┌──

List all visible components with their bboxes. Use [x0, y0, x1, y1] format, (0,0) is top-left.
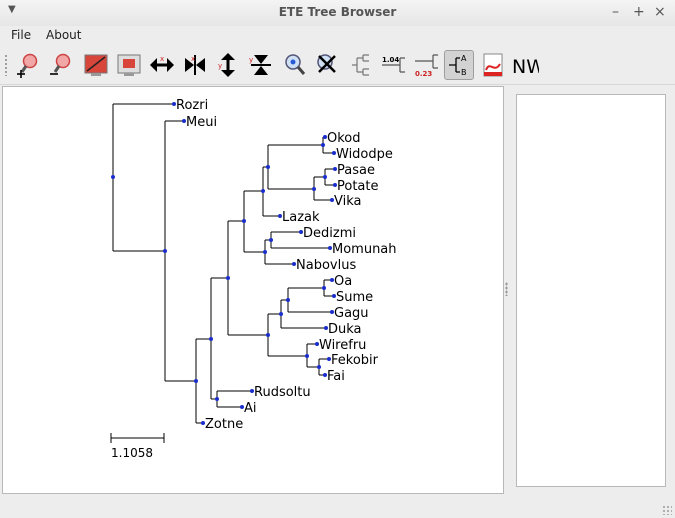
- leaf-label[interactable]: Pasae: [337, 163, 375, 178]
- leaf-label[interactable]: Wirefru: [319, 338, 366, 353]
- increase-width-icon: x: [150, 55, 174, 72]
- zoom-out-button[interactable]: [46, 50, 76, 80]
- internal-node[interactable]: [323, 175, 327, 179]
- leaf-label[interactable]: Fai: [327, 369, 345, 384]
- scale-label: 1.1058: [111, 446, 153, 460]
- title-bar: ▼ ETE Tree Browser – + ×: [0, 0, 675, 27]
- internal-node[interactable]: [286, 298, 290, 302]
- increase-height-button[interactable]: y: [213, 50, 243, 80]
- clear-search-button[interactable]: [312, 50, 342, 80]
- node-label-a: A: [461, 54, 467, 63]
- svg-text:x: x: [160, 55, 164, 63]
- decrease-height-button[interactable]: y: [246, 50, 276, 80]
- minimize-icon[interactable]: –: [612, 3, 619, 21]
- show-tree-button[interactable]: [346, 50, 376, 80]
- node-labels-button[interactable]: A B: [444, 50, 474, 80]
- render-pdf-icon: [483, 53, 503, 77]
- zoom-out-icon: [50, 53, 71, 75]
- leaf-label[interactable]: Oa: [334, 274, 352, 289]
- svg-text:x: x: [191, 55, 195, 63]
- fit-to-screen-button[interactable]: [81, 50, 111, 80]
- toolbar-grip[interactable]: [4, 54, 8, 76]
- newick-button[interactable]: NW: [510, 50, 540, 80]
- clear-search-icon: [317, 54, 336, 73]
- fit-to-screen-icon: [84, 54, 108, 76]
- internal-node[interactable]: [312, 187, 316, 191]
- branch-length-label: 1.04: [382, 56, 399, 64]
- leaf-label[interactable]: Dedizmi: [303, 226, 356, 241]
- panel-splitter[interactable]: [505, 282, 508, 296]
- show-tree-icon: [352, 54, 369, 76]
- menu-about[interactable]: About: [46, 28, 81, 42]
- leaf-label[interactable]: Vika: [334, 194, 362, 209]
- leaf-label[interactable]: Duka: [328, 322, 362, 337]
- internal-node[interactable]: [269, 238, 273, 242]
- leaf-label[interactable]: Lazak: [282, 210, 320, 225]
- internal-node[interactable]: [215, 397, 219, 401]
- branch-length-button[interactable]: 1.04: [378, 50, 408, 80]
- internal-node[interactable]: [242, 219, 246, 223]
- internal-node[interactable]: [317, 365, 321, 369]
- node-labels-icon: A B: [449, 54, 467, 77]
- tree-canvas[interactable]: Rozri Meui Okod Widodpe Pasae Potate Vika Lazak…: [2, 86, 504, 494]
- increase-width-button[interactable]: x: [147, 50, 177, 80]
- internal-node[interactable]: [261, 189, 265, 193]
- decrease-width-icon: x: [185, 55, 205, 75]
- zoom-in-button[interactable]: [13, 50, 43, 80]
- window-title: ETE Tree Browser: [278, 5, 397, 19]
- leaf-label[interactable]: Momunah: [332, 242, 397, 257]
- node-label-b: B: [461, 68, 467, 77]
- properties-panel: [516, 94, 666, 487]
- leaf-label[interactable]: Rozri: [176, 98, 208, 113]
- newick-icon: NW: [512, 56, 539, 78]
- leaf-label[interactable]: Gagu: [334, 306, 369, 321]
- render-pdf-button[interactable]: [478, 50, 508, 80]
- internal-node[interactable]: [163, 249, 167, 253]
- status-bar: [0, 496, 675, 518]
- leaf-label[interactable]: Okod: [327, 131, 361, 146]
- svg-text:y: y: [249, 56, 253, 64]
- leaf-label[interactable]: Sume: [336, 290, 373, 305]
- increase-height-icon: y: [218, 53, 235, 77]
- leaf-label[interactable]: Nabovlus: [296, 258, 356, 273]
- internal-node[interactable]: [111, 175, 115, 179]
- leaf-label[interactable]: Zotne: [205, 417, 243, 432]
- maximize-icon[interactable]: +: [633, 3, 645, 21]
- internal-node[interactable]: [321, 143, 325, 147]
- search-node-icon: [285, 54, 306, 75]
- internal-node[interactable]: [209, 337, 213, 341]
- internal-node[interactable]: [226, 276, 230, 280]
- internal-node[interactable]: [263, 250, 267, 254]
- internal-node[interactable]: [194, 379, 198, 383]
- support-label: 0.23: [415, 70, 432, 78]
- menu-file[interactable]: File: [11, 28, 31, 42]
- newick-label: NW: [512, 56, 539, 78]
- internal-node[interactable]: [305, 354, 309, 358]
- svg-text:y: y: [218, 62, 222, 70]
- leaf-label[interactable]: Rudsoltu: [254, 385, 311, 400]
- search-node-button[interactable]: [280, 50, 310, 80]
- tree-diagram: Rozri Meui OkodWidodpePasaePotateVika Lazak…: [110, 98, 397, 460]
- zoom-in-icon: [17, 53, 38, 78]
- fit-selection-button[interactable]: [114, 50, 144, 80]
- leaf-label[interactable]: Ai: [244, 401, 257, 416]
- decrease-width-button[interactable]: x: [180, 50, 210, 80]
- leaf-label[interactable]: Fekobir: [331, 353, 379, 368]
- toolbar: x x y y 1.04 0.23 A B NW: [0, 46, 675, 85]
- internal-node[interactable]: [266, 165, 270, 169]
- internal-node[interactable]: [279, 312, 283, 316]
- decrease-height-icon: y: [249, 55, 271, 75]
- close-icon[interactable]: ×: [654, 3, 666, 21]
- branch-length-icon: 1.04: [382, 56, 405, 73]
- support-values-button[interactable]: 0.23: [411, 50, 441, 80]
- leaf-label[interactable]: Meui: [186, 115, 217, 130]
- internal-node[interactable]: [322, 286, 326, 290]
- menu-bar: File About: [0, 26, 675, 46]
- fit-selection-icon: [117, 54, 141, 76]
- leaf-label[interactable]: Widodpe: [336, 147, 393, 162]
- resize-grip[interactable]: [662, 505, 672, 515]
- support-values-icon: 0.23: [415, 54, 438, 78]
- leaf-label[interactable]: Potate: [337, 179, 379, 194]
- internal-node[interactable]: [266, 333, 270, 337]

└──

## EXERCISE DETAILS:
Copy the items above word for word, omitting the pictures.

## FINAL RESULT:
List all visible components with their bboxes. Use [x0, y0, x1, y1] format, (0,0) is top-left.
- leaf-label[interactable]: Pasae: [337, 163, 375, 178]
- leaf-label[interactable]: Wirefru: [319, 338, 366, 353]
- increase-width-icon: x: [150, 55, 174, 72]
- zoom-out-button[interactable]: [46, 50, 76, 80]
- internal-node[interactable]: [323, 175, 327, 179]
- leaf-label[interactable]: Fai: [327, 369, 345, 384]
- scale-label: 1.1058: [111, 446, 153, 460]
- title-bar: ▼ ETE Tree Browser – + ×: [0, 0, 675, 27]
- internal-node[interactable]: [286, 298, 290, 302]
- increase-height-button[interactable]: y: [213, 50, 243, 80]
- clear-search-button[interactable]: [312, 50, 342, 80]
- node-label-a: A: [461, 54, 467, 63]
- svg-text:x: x: [160, 55, 164, 63]
- decrease-height-button[interactable]: y: [246, 50, 276, 80]
- minimize-icon[interactable]: –: [612, 3, 619, 21]
- show-tree-button[interactable]: [346, 50, 376, 80]
- node-labels-button[interactable]: A B: [444, 50, 474, 80]
- render-pdf-icon: [483, 53, 503, 77]
- zoom-out-icon: [50, 53, 71, 75]
- leaf-label[interactable]: Oa: [334, 274, 352, 289]
- svg-text:x: x: [191, 55, 195, 63]
- fit-to-screen-button[interactable]: [81, 50, 111, 80]
- toolbar-grip[interactable]: [4, 54, 8, 76]
- newick-button[interactable]: NW: [510, 50, 540, 80]
- clear-search-icon: [317, 54, 336, 73]
- fit-to-screen-icon: [84, 54, 108, 76]
- internal-node[interactable]: [312, 187, 316, 191]
- branch-length-label: 1.04: [382, 56, 399, 64]
- leaf-label[interactable]: Dedizmi: [303, 226, 356, 241]
- panel-splitter[interactable]: [505, 282, 508, 296]
- show-tree-icon: [352, 54, 369, 76]
- menu-about[interactable]: About: [46, 28, 81, 42]
- leaf-label[interactable]: Vika: [334, 194, 362, 209]
- leaf-label[interactable]: Duka: [328, 322, 362, 337]
- internal-node[interactable]: [269, 238, 273, 242]
- leaf-label[interactable]: Lazak: [282, 210, 320, 225]
- internal-node[interactable]: [215, 397, 219, 401]
- branch-length-button[interactable]: 1.04: [378, 50, 408, 80]
- internal-node[interactable]: [242, 219, 246, 223]
- internal-node[interactable]: [317, 365, 321, 369]
- node-labels-icon: A B: [449, 54, 467, 77]
- tree-canvas[interactable]: Rozri Meui Okod Widodpe Pasae Potate Vika Lazak…: [2, 86, 504, 494]
- increase-width-button[interactable]: x: [147, 50, 177, 80]
- internal-node[interactable]: [261, 189, 265, 193]
- decrease-width-icon: x: [185, 55, 205, 75]
- zoom-in-button[interactable]: [13, 50, 43, 80]
- window-title: ETE Tree Browser: [278, 5, 397, 19]
- leaf-label[interactable]: Momunah: [332, 242, 397, 257]
- node-label-b: B: [461, 68, 467, 77]
- properties-panel: [516, 94, 666, 487]
- leaf-label[interactable]: Rozri: [176, 98, 208, 113]
- newick-icon: NW: [512, 56, 539, 78]
- leaf-label[interactable]: Gagu: [334, 306, 369, 321]
- render-pdf-button[interactable]: [478, 50, 508, 80]
- internal-node[interactable]: [163, 249, 167, 253]
- status-bar: [0, 496, 675, 518]
- leaf-label[interactable]: Okod: [327, 131, 361, 146]
- svg-text:y: y: [249, 56, 253, 64]
- leaf-label[interactable]: Sume: [336, 290, 373, 305]
- increase-height-icon: y: [218, 53, 235, 77]
- leaf-label[interactable]: Nabovlus: [296, 258, 356, 273]
- internal-node[interactable]: [111, 175, 115, 179]
- leaf-label[interactable]: Zotne: [205, 417, 243, 432]
- maximize-icon[interactable]: +: [633, 3, 645, 21]
- internal-node[interactable]: [321, 143, 325, 147]
- search-node-icon: [285, 54, 306, 75]
- internal-node[interactable]: [209, 337, 213, 341]
- internal-node[interactable]: [226, 276, 230, 280]
- internal-node[interactable]: [263, 250, 267, 254]
- internal-node[interactable]: [194, 379, 198, 383]
- support-label: 0.23: [415, 70, 432, 78]
- menu-file[interactable]: File: [11, 28, 31, 42]
- newick-label: NW: [512, 56, 539, 78]
- internal-node[interactable]: [305, 354, 309, 358]
- svg-text:y: y: [218, 62, 222, 70]
- leaf-label[interactable]: Rudsoltu: [254, 385, 311, 400]
- search-node-button[interactable]: [280, 50, 310, 80]
- tree-diagram: Rozri Meui OkodWidodpePasaePotateVika Lazak…: [110, 98, 397, 460]
- zoom-in-icon: [17, 53, 38, 78]
- fit-selection-button[interactable]: [114, 50, 144, 80]
- leaf-label[interactable]: Ai: [244, 401, 257, 416]
- decrease-width-button[interactable]: x: [180, 50, 210, 80]
- leaf-label[interactable]: Fekobir: [331, 353, 379, 368]
- toolbar: x x y y 1.04 0.23 A B NW: [0, 46, 675, 85]
- internal-node[interactable]: [266, 165, 270, 169]
- internal-node[interactable]: [279, 312, 283, 316]
- decrease-height-icon: y: [249, 55, 271, 75]
- close-icon[interactable]: ×: [654, 3, 666, 21]
- branch-length-icon: 1.04: [382, 56, 405, 73]
- support-values-button[interactable]: 0.23: [411, 50, 441, 80]
- leaf-label[interactable]: Meui: [186, 115, 217, 130]
- internal-node[interactable]: [322, 286, 326, 290]
- menu-bar: File About: [0, 26, 675, 46]
- fit-selection-icon: [117, 54, 141, 76]
- leaf-label[interactable]: Widodpe: [336, 147, 393, 162]
- resize-grip[interactable]: [662, 505, 672, 515]
- support-values-icon: 0.23: [415, 54, 438, 78]
- leaf-label[interactable]: Potate: [337, 179, 379, 194]
- internal-node[interactable]: [266, 333, 270, 337]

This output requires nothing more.